To be done -
Copy out the complete listing, word for word.

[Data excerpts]
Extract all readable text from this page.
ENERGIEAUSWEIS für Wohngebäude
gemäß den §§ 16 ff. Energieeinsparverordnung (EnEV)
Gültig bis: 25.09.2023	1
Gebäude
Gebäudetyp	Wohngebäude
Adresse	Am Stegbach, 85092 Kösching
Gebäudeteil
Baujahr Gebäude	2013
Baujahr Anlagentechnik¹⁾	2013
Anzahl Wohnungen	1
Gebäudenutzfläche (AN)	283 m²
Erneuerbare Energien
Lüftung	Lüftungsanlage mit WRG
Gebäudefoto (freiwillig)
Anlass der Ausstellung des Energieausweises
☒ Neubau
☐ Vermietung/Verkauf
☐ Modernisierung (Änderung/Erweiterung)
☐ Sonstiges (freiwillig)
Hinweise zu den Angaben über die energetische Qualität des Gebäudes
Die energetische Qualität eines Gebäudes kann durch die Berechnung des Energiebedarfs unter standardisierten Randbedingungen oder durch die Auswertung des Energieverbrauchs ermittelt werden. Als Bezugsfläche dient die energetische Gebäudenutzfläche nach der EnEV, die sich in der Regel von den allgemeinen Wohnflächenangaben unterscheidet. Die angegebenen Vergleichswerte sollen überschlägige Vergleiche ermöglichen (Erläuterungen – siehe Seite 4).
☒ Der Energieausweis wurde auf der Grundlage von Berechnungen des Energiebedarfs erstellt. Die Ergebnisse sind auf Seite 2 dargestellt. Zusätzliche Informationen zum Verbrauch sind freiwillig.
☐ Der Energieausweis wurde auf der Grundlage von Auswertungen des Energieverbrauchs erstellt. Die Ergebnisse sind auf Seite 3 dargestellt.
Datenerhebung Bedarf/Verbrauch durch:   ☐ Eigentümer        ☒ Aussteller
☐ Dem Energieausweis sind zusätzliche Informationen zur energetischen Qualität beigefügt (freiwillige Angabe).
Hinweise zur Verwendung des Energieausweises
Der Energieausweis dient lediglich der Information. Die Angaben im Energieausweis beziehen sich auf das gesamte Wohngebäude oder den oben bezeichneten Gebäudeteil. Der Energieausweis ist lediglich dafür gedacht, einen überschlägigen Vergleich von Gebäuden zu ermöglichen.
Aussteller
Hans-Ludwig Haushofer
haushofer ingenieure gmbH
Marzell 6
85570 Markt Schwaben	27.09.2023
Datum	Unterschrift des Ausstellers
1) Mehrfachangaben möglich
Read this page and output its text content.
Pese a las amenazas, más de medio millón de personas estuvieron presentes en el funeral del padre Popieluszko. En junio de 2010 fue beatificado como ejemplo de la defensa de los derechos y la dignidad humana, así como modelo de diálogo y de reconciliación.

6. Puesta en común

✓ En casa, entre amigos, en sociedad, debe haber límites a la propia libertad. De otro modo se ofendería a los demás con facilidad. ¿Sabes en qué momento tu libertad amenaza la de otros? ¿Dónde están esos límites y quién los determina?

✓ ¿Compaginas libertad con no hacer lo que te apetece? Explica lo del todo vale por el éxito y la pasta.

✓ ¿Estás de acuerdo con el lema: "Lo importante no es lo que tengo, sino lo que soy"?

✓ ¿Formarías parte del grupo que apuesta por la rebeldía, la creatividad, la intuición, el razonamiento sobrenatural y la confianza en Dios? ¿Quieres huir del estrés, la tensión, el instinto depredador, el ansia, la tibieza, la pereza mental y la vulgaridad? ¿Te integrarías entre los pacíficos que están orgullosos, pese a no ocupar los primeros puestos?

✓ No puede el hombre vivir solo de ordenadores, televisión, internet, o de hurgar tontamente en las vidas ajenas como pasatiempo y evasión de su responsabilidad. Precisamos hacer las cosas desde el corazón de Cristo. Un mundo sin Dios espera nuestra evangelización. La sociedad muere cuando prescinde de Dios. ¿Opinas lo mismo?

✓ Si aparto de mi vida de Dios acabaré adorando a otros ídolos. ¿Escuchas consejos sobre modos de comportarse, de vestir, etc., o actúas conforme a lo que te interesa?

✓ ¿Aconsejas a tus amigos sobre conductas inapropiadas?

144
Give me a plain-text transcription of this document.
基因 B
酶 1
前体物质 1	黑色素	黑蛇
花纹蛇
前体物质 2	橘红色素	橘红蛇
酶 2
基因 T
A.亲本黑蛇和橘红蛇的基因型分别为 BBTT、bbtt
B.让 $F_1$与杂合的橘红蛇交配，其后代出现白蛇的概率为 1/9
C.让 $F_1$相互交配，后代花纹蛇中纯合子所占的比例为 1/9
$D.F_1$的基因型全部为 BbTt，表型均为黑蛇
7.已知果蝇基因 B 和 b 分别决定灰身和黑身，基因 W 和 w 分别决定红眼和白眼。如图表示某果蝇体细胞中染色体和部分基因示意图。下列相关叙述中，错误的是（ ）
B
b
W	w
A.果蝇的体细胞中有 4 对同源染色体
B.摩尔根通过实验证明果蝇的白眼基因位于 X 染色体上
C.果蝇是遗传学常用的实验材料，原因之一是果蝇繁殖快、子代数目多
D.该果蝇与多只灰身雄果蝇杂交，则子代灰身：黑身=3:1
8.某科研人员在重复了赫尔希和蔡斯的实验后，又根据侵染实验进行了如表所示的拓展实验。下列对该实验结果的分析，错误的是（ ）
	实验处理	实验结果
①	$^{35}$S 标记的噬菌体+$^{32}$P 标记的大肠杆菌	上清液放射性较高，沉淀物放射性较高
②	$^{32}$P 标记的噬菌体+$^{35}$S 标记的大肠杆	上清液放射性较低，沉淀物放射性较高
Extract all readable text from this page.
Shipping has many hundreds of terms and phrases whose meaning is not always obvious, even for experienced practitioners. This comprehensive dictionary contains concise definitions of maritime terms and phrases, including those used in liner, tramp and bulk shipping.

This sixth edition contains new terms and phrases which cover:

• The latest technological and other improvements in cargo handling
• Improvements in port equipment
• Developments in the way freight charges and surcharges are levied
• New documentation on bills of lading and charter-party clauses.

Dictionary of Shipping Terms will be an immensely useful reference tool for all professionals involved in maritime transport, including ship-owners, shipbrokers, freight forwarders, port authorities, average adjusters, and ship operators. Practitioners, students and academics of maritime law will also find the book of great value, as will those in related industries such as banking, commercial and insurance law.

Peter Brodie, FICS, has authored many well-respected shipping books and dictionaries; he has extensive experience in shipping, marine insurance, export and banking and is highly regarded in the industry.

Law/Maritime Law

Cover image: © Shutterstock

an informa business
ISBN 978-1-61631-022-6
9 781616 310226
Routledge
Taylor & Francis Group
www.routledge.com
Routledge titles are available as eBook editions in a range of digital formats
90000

Reply to the exercise -
Extract all readable text from this page.
ENERGIEAUSWEIS für Wohngebäude
gemäß den §§ 16 ff. Energieeinsparverordnung (EnEV)
Gültig bis: 25.09.2023	1
Gebäude
Gebäudetyp	Wohngebäude
Adresse	Am Stegbach, 85092 Kösching
Gebäudeteil
Baujahr Gebäude	2013
Baujahr Anlagentechnik¹⁾	2013
Anzahl Wohnungen	1
Gebäudenutzfläche (AN)	283 m²
Erneuerbare Energien
Lüftung	Lüftungsanlage mit WRG
Gebäudefoto (freiwillig)
Anlass der Ausstellung des Energieausweises
☒ Neubau
☐ Vermietung/Verkauf
☐ Modernisierung (Änderung/Erweiterung)
☐ Sonstiges (freiwillig)
Hinweise zu den Angaben über die energetische Qualität des Gebäudes
Die energetische Qualität eines Gebäudes kann durch die Berechnung des Energiebedarfs unter standardisierten Randbedingungen oder durch die Auswertung des Energieverbrauchs ermittelt werden. Als Bezugsfläche dient die energetische Gebäudenutzfläche nach der EnEV, die sich in der Regel von den allgemeinen Wohnflächenangaben unterscheidet. Die angegebenen Vergleichswerte sollen überschlägige Vergleiche ermöglichen (Erläuterungen – siehe Seite 4).
☒ Der Energieausweis wurde auf der Grundlage von Berechnungen des Energiebedarfs erstellt. Die Ergebnisse sind auf Seite 2 dargestellt. Zusätzliche Informationen zum Verbrauch sind freiwillig.
☐ Der Energieausweis wurde auf der Grundlage von Auswertungen des Energieverbrauchs erstellt. Die Ergebnisse sind auf Seite 3 dargestellt.
Datenerhebung Bedarf/Verbrauch durch:   ☐ Eigentümer        ☒ Aussteller
☐ Dem Energieausweis sind zusätzliche Informationen zur energetischen Qualität beigefügt (freiwillige Angabe).
Hinweise zur Verwendung des Energieausweises
Der Energieausweis dient lediglich der Information. Die Angaben im Energieausweis beziehen sich auf das gesamte Wohngebäude oder den oben bezeichneten Gebäudeteil. Der Energieausweis ist lediglich dafür gedacht, einen überschlägigen Vergleich von Gebäuden zu ermöglichen.
Aussteller
Hans-Ludwig Haushofer
haushofer ingenieure gmbH
Marzell 6
85570 Markt Schwaben	27.09.2023
Datum	Unterschrift des Ausstellers
1) Mehrfachangaben möglich
Read this page and output its text content.
Pese a las amenazas, más de medio millón de personas estuvieron presentes en el funeral del padre Popieluszko. En junio de 2010 fue beatificado como ejemplo de la defensa de los derechos y la dignidad humana, así como modelo de diálogo y de reconciliación.

6. Puesta en común

✓ En casa, entre amigos, en sociedad, debe haber límites a la propia libertad. De otro modo se ofendería a los demás con facilidad. ¿Sabes en qué momento tu libertad amenaza la de otros? ¿Dónde están esos límites y quién los determina?

✓ ¿Compaginas libertad con no hacer lo que te apetece? Explica lo del todo vale por el éxito y la pasta.

✓ ¿Estás de acuerdo con el lema: "Lo importante no es lo que tengo, sino lo que soy"?

✓ ¿Formarías parte del grupo que apuesta por la rebeldía, la creatividad, la intuición, el razonamiento sobrenatural y la confianza en Dios? ¿Quieres huir del estrés, la tensión, el instinto depredador, el ansia, la tibieza, la pereza mental y la vulgaridad? ¿Te integrarías entre los pacíficos que están orgullosos, pese a no ocupar los primeros puestos?

✓ No puede el hombre vivir solo de ordenadores, televisión, internet, o de hurgar tontamente en las vidas ajenas como pasatiempo y evasión de su responsabilidad. Precisamos hacer las cosas desde el corazón de Cristo. Un mundo sin Dios espera nuestra evangelización. La sociedad muere cuando prescinde de Dios. ¿Opinas lo mismo?

✓ Si aparto de mi vida de Dios acabaré adorando a otros ídolos. ¿Escuchas consejos sobre modos de comportarse, de vestir, etc., o actúas conforme a lo que te interesa?

✓ ¿Aconsejas a tus amigos sobre conductas inapropiadas?

144
Give me a plain-text transcription of this document.
基因 B
酶 1
前体物质 1	黑色素	黑蛇
花纹蛇
前体物质 2	橘红色素	橘红蛇
酶 2
基因 T
A.亲本黑蛇和橘红蛇的基因型分别为 BBTT、bbtt
B.让 $F_1$与杂合的橘红蛇交配，其后代出现白蛇的概率为 1/9
C.让 $F_1$相互交配，后代花纹蛇中纯合子所占的比例为 1/9
$D.F_1$的基因型全部为 BbTt，表型均为黑蛇
7.已知果蝇基因 B 和 b 分别决定灰身和黑身，基因 W 和 w 分别决定红眼和白眼。如图表示某果蝇体细胞中染色体和部分基因示意图。下列相关叙述中，错误的是（ ）
B
b
W	w
A.果蝇的体细胞中有 4 对同源染色体
B.摩尔根通过实验证明果蝇的白眼基因位于 X 染色体上
C.果蝇是遗传学常用的实验材料，原因之一是果蝇繁殖快、子代数目多
D.该果蝇与多只灰身雄果蝇杂交，则子代灰身：黑身=3:1
8.某科研人员在重复了赫尔希和蔡斯的实验后，又根据侵染实验进行了如表所示的拓展实验。下列对该实验结果的分析，错误的是（ ）
	实验处理	实验结果
①	$^{35}$S 标记的噬菌体+$^{32}$P 标记的大肠杆菌	上清液放射性较高，沉淀物放射性较高
②	$^{32}$P 标记的噬菌体+$^{35}$S 标记的大肠杆	上清液放射性较低，沉淀物放射性较高
Extract all readable text from this page.
Shipping has many hundreds of terms and phrases whose meaning is not always obvious, even for experienced practitioners. This comprehensive dictionary contains concise definitions of maritime terms and phrases, including those used in liner, tramp and bulk shipping.

This sixth edition contains new terms and phrases which cover:

• The latest technological and other improvements in cargo handling
• Improvements in port equipment
• Developments in the way freight charges and surcharges are levied
• New documentation on bills of lading and charter-party clauses.

Dictionary of Shipping Terms will be an immensely useful reference tool for all professionals involved in maritime transport, including ship-owners, shipbrokers, freight forwarders, port authorities, average adjusters, and ship operators. Practitioners, students and academics of maritime law will also find the book of great value, as will those in related industries such as banking, commercial and insurance law.

Peter Brodie, FICS, has authored many well-respected shipping books and dictionaries; he has extensive experience in shipping, marine insurance, export and banking and is highly regarded in the industry.

Law/Maritime Law

Cover image: © Shutterstock

an informa business
ISBN 978-1-61631-022-6
9 781616 310226
Routledge
Taylor & Francis Group
www.routledge.com
Routledge titles are available as eBook editions in a range of digital formats
90000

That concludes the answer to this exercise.